• Brano da leggere:
________________

Nella circostanza, ad operare fu un commando composto da più killer, di cui uno identificato per Claudio SALIERNO, fedelissimo di DI LAURO Cosimo. Le indagini sono state coordinate dalla Direzione Distrettuale Antimafia di Napoli, fortemente impegnata a far luce su delitti che, seppur apparentemente datati, sono alla base di logiche criminali ancora attuali, e che ancor oggi incidono sugli equilibri ed i rapporti di forza tra clan; le investigazioni della Polizia di Stato si basano, essenzialmente, su indagini tecniche svolte dalla Sezione Antidroga della Squadra Mobile e sulle dichiarazioni di numerosi collaboratori che hanno permesso di far luce sia sull’omicidio di NOCERA, nonché sui retroscena che determinarono il passaggio del gruppo criminale ABBINANTE dal clan DI LAURO al costituente sodalizio cosiddetti degli Scissionisti, all’epoca capeggiato dal clan AMATO-PAGANO.
Nel 2004, infatti, gli investigatori della Squadra Mobile, indagando su un traffico di stupefacenti, scoprirono che NOCERA smerciava quantitativi di cocaina acquistati da esponenti del gruppo ABBINANTE, i cosiddetti maranesi, ad acquirenti/spacciatori che agivano tra Napoli e provincia. Uno di questi era Vincenzo ARCIELLO il quale, proprio per grazie Mariano NOCERA, riusciva ad acquistare cocaina a credito, fornendo in garanzia assegni post-datati che il NOCERA girava ai suoi fornitori. Il mancato pagamento della cocaina e il versamento di assegni rubati e/o a vuoto, che i fornitori di NOCERA Mariano tentarono di negoziare, determinarono la reazione violenta da parte di quest’ultimo che, la sera del 6 agosto 2004 uccise, a colpi d’arma da fuoco, Vincenzo ARCIELLO dopo averlo convocato telefonicamente presso il Bar Zelinda.
La decisione di uccidere ARCIELLO era stata presa da NOCERA e messa in atto senza alcuna preventiva “autorizzazione” da parte dei vertici dell’organizzazione; pertanto, temendo una ritorsione, si rivolse al suo amico Francesco ABBINANTE, chiedendogli d’intercedere con l’allora reggente del clan DI LAURO, ovvero Cosimo DI LAURO.
Francesco ABBINANTE, latitante in quel periodo e lontano da Napoli, chiese a uno dei suoi uomini più fidati, Giovanni PIANA, di recarsi da Cosimo DI LAURO per chiarire la vicenda. Nella circostanza, DI LAURO pur fornendo garanzie per l’incolumità di NOCERA, il 2 settembre 2004, diede l’ordine di eliminarlo.

________________

[Annotazioni degli elementi della pagina]
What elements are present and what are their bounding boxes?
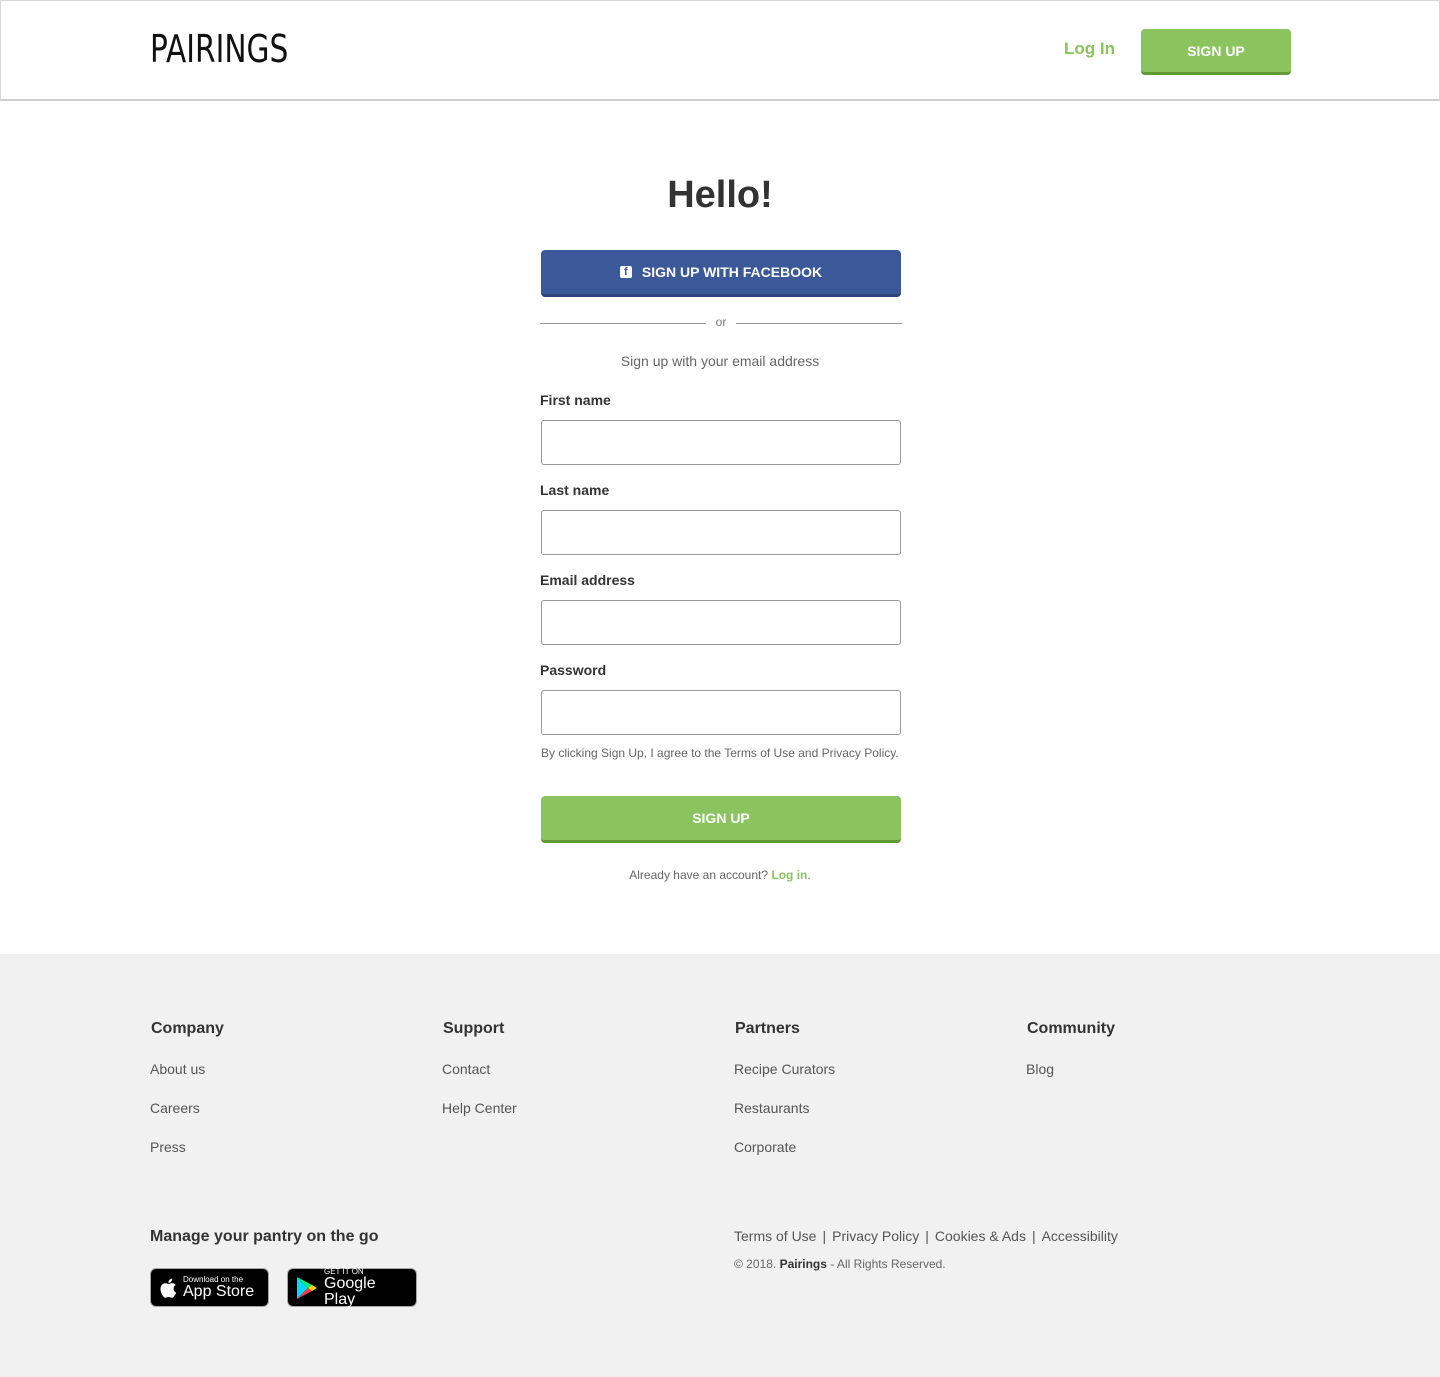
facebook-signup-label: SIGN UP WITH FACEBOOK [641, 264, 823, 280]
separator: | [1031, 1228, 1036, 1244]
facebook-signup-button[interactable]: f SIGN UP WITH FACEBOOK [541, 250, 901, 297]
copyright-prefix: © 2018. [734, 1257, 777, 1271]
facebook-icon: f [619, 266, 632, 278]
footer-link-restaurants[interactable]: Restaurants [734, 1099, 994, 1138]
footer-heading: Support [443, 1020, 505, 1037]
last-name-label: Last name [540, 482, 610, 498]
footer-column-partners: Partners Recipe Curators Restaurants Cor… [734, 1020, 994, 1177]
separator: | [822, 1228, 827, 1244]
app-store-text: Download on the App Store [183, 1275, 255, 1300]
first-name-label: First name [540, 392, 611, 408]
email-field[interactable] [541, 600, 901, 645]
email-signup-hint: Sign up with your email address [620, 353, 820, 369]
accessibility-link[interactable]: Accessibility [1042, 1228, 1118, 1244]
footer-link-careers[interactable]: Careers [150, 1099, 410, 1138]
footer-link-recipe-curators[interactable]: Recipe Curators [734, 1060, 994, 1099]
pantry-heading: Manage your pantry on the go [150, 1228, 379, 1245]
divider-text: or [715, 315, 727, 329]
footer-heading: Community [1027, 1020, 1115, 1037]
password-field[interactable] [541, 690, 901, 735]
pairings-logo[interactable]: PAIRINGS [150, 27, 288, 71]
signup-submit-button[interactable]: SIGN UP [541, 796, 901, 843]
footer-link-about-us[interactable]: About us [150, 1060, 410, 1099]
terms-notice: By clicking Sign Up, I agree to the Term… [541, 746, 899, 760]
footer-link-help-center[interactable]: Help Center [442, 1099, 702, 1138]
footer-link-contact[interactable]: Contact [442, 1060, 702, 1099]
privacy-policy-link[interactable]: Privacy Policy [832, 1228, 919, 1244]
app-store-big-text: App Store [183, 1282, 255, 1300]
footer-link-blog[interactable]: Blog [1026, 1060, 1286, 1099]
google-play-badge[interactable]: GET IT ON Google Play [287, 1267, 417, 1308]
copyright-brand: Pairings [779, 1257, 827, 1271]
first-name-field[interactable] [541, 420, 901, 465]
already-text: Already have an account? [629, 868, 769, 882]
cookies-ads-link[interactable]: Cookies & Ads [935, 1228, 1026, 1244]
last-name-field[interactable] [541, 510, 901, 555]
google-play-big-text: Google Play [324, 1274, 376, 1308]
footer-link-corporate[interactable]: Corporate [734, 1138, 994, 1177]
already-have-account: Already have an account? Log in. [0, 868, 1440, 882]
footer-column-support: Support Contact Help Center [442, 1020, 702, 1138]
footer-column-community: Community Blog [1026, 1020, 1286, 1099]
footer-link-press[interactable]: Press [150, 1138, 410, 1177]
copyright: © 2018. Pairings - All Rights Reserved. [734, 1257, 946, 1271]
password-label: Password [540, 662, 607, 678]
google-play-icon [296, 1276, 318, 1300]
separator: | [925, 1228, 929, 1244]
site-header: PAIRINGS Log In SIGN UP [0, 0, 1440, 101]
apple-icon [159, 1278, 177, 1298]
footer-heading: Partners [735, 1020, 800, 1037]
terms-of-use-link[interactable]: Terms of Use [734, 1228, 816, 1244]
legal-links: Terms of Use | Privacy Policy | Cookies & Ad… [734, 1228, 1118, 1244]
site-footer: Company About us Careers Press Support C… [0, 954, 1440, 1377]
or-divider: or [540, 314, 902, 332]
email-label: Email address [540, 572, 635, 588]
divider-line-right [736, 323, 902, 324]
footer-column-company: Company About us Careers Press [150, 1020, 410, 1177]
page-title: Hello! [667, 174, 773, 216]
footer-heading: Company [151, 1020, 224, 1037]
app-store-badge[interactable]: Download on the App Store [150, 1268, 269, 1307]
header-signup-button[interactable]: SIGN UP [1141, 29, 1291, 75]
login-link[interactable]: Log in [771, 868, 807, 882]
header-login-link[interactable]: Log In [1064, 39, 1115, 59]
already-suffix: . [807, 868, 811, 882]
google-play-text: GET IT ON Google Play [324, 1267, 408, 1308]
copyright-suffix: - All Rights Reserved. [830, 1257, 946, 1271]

________________

• Consegna:
Stabilisci se ciascuna delle affermazioni seguenti concorda con il brano, rispondendo sì o no e citando tra virgolette le parole decisive del brano.
(a) Vincenzo ARCIELLO fu ucciso la sera del 6 agosto 2004.
(b) NOCERA uccise ARCIELLO dopo aver ricevuto l'autorizzazione dei vertici dell'organizzazione.
(c) Quando chiese a Giovanni PIANA di andare da Cosimo DI LAURO, Francesco ABBINANTE si trovava a Napoli.

• Risposta svolta:
(a) Sì: «la sera del 6 agosto 2004 uccise, a colpi d’arma da fuoco, Vincenzo ARCIELLO».
(b) No: «messa in atto senza alcuna preventiva “autorizzazione” da parte dei vertici dell’organizzazione».
(c) No: «latitante in quel periodo e lontano da Napoli».